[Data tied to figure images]
----

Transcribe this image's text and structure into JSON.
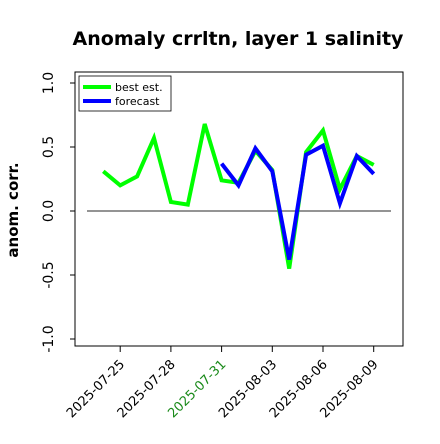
{
  "chart_data": {
    "type": "line",
    "title": "Anomaly crrltn, layer 1 salinity",
    "xlabel": "",
    "ylabel": "anom. corr.",
    "ylim": [
      -1.0,
      1.0
    ],
    "yticks": [
      "-1.0",
      "-0.5",
      "0.0",
      "0.5",
      "1.0"
    ],
    "ytick_values": [
      -1.0,
      -0.5,
      0.0,
      0.5,
      1.0
    ],
    "xtick_dates": [
      "2025-07-25",
      "2025-07-28",
      "2025-07-31",
      "2025-08-03",
      "2025-08-06",
      "2025-08-09"
    ],
    "highlighted_xtick": "2025-07-31",
    "highlight_color": "#1a8a1a",
    "xlim": [
      "2025-07-23",
      "2025-08-11"
    ],
    "reference_line_y": 0.0,
    "legend_position": "top-left",
    "grid": false,
    "series": [
      {
        "name": "best est.",
        "color": "#00ff00",
        "x": [
          "2025-07-24",
          "2025-07-25",
          "2025-07-26",
          "2025-07-27",
          "2025-07-28",
          "2025-07-29",
          "2025-07-30",
          "2025-07-31",
          "2025-08-01",
          "2025-08-02",
          "2025-08-03",
          "2025-08-04",
          "2025-08-05",
          "2025-08-06",
          "2025-08-07",
          "2025-08-08",
          "2025-08-09"
        ],
        "values": [
          0.31,
          0.2,
          0.27,
          0.57,
          0.07,
          0.05,
          0.68,
          0.24,
          0.22,
          0.47,
          0.32,
          -0.45,
          0.46,
          0.63,
          0.17,
          0.43,
          0.36
        ]
      },
      {
        "name": "forecast",
        "color": "#0000ff",
        "x": [
          "2025-07-31",
          "2025-08-01",
          "2025-08-02",
          "2025-08-03",
          "2025-08-04",
          "2025-08-05",
          "2025-08-06",
          "2025-08-07",
          "2025-08-08",
          "2025-08-09"
        ],
        "values": [
          0.37,
          0.2,
          0.49,
          0.31,
          -0.38,
          0.44,
          0.51,
          0.06,
          0.43,
          0.29
        ]
      }
    ]
  }
}
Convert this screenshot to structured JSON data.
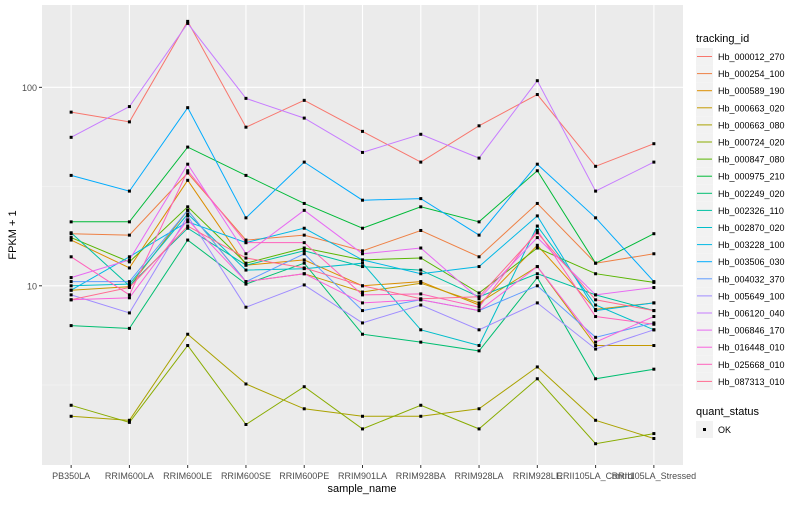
{
  "chart_data": {
    "type": "line",
    "xlabel": "sample_name",
    "ylabel": "FPKM + 1",
    "y_scale": "log10",
    "ylim": [
      1.25,
      260
    ],
    "y_ticks": [
      10,
      100
    ],
    "y_tick_labels": [
      "10",
      "100"
    ],
    "grid": true,
    "legend_position": "right",
    "categories": [
      "PB350LA",
      "RRIM600LA",
      "RRIM600LE",
      "RRIM600SE",
      "RRIM600PE",
      "RRIM901LA",
      "RRIM928BA",
      "RRIM928LA",
      "RRIM928LE",
      "RRII105LA_Control",
      "RRII105LA_Stressed"
    ],
    "legend_title": "tracking_id",
    "series": [
      {
        "name": "Hb_000012_270",
        "color": "#F8766D",
        "values": [
          75,
          67,
          215,
          63,
          86,
          60,
          42,
          64,
          92,
          40,
          52
        ]
      },
      {
        "name": "Hb_000254_100",
        "color": "#EE8044",
        "values": [
          18.3,
          18,
          37,
          17,
          18,
          15,
          19,
          14,
          26,
          13,
          14.5
        ]
      },
      {
        "name": "Hb_000589_190",
        "color": "#DB8E00",
        "values": [
          17,
          12.3,
          34,
          12.7,
          13.5,
          10,
          10.5,
          8,
          16,
          7.6,
          8.2
        ]
      },
      {
        "name": "Hb_000663_020",
        "color": "#C59900",
        "values": [
          9.5,
          9.9,
          24,
          10.5,
          11.5,
          9.3,
          10.3,
          8.2,
          12.5,
          5,
          5
        ]
      },
      {
        "name": "Hb_000663_080",
        "color": "#AAA200",
        "values": [
          2.2,
          2.1,
          5.7,
          3.2,
          2.4,
          2.2,
          2.2,
          2.4,
          3.9,
          2.1,
          1.7
        ]
      },
      {
        "name": "Hb_000724_020",
        "color": "#89AC00",
        "values": [
          2.5,
          2.05,
          5,
          2,
          3.1,
          1.9,
          2.5,
          1.9,
          3.4,
          1.6,
          1.8
        ]
      },
      {
        "name": "Hb_000847_080",
        "color": "#58B500",
        "values": [
          17.5,
          13.2,
          25,
          13,
          15.5,
          13.5,
          13.8,
          9.2,
          15.5,
          11.5,
          10.4
        ]
      },
      {
        "name": "Hb_000975_210",
        "color": "#00BA38",
        "values": [
          21,
          21,
          50,
          36,
          26,
          19.5,
          25,
          21,
          38,
          13,
          18.3
        ]
      },
      {
        "name": "Hb_002249_020",
        "color": "#00BE71",
        "values": [
          6.3,
          6.1,
          17,
          10.2,
          13,
          5.7,
          5.2,
          4.7,
          11,
          3.4,
          3.8
        ]
      },
      {
        "name": "Hb_002326_110",
        "color": "#00C0A1",
        "values": [
          18.5,
          10,
          19.5,
          12.7,
          15,
          12.5,
          12,
          8.8,
          11.5,
          9,
          7.5
        ]
      },
      {
        "name": "Hb_002870_020",
        "color": "#00BECA",
        "values": [
          10,
          10.2,
          23,
          12,
          12.2,
          13,
          6,
          5,
          20,
          8,
          6
        ]
      },
      {
        "name": "Hb_003228_100",
        "color": "#00B8E5",
        "values": [
          9.5,
          14,
          21,
          16.5,
          19.5,
          13.5,
          11.5,
          12.5,
          22.5,
          7.5,
          8.2
        ]
      },
      {
        "name": "Hb_003506_030",
        "color": "#00ABFD",
        "values": [
          36,
          30,
          79,
          22,
          42,
          27,
          27.5,
          18,
          41,
          22,
          10.5
        ]
      },
      {
        "name": "Hb_004032_370",
        "color": "#619CFF",
        "values": [
          10.5,
          10.5,
          24,
          10.5,
          14.5,
          7.5,
          8.5,
          7.5,
          10,
          5.5,
          6.5
        ]
      },
      {
        "name": "Hb_005649_100",
        "color": "#9F8CFF",
        "values": [
          9,
          7.3,
          22.5,
          7.8,
          10.1,
          6.5,
          8,
          6,
          8.2,
          4.8,
          6
        ]
      },
      {
        "name": "Hb_006120_040",
        "color": "#C77CFF",
        "values": [
          56,
          80,
          210,
          88,
          70,
          47,
          58,
          44,
          108,
          30,
          42
        ]
      },
      {
        "name": "Hb_006846_170",
        "color": "#E76BF3",
        "values": [
          11,
          13.5,
          41,
          14.5,
          24,
          14.5,
          15.5,
          8.6,
          17.5,
          9,
          9.8
        ]
      },
      {
        "name": "Hb_016448_010",
        "color": "#F962DD",
        "values": [
          8.5,
          8.7,
          21.5,
          10.5,
          11.5,
          8.2,
          8.5,
          7.5,
          12.5,
          5.2,
          7
        ]
      },
      {
        "name": "Hb_025668_010",
        "color": "#FF62BC",
        "values": [
          14,
          9,
          38,
          16.5,
          16.5,
          9,
          9.1,
          7.8,
          19,
          7,
          6.4
        ]
      },
      {
        "name": "Hb_087313_010",
        "color": "#FF6C91",
        "values": [
          8.5,
          9.8,
          20,
          13.8,
          12.3,
          10,
          8.6,
          8.8,
          18.5,
          8.5,
          7.5
        ]
      }
    ],
    "shape_legend": {
      "title": "quant_status",
      "items": [
        {
          "label": "OK"
        }
      ]
    }
  }
}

----

§ **Written instruction**
Pull every line containing the word "JSON" out of the entries above.

§ **Completed exercise**
Transcribe this image's text and structure into JSON.
Convert this screenshot to structured JSON data.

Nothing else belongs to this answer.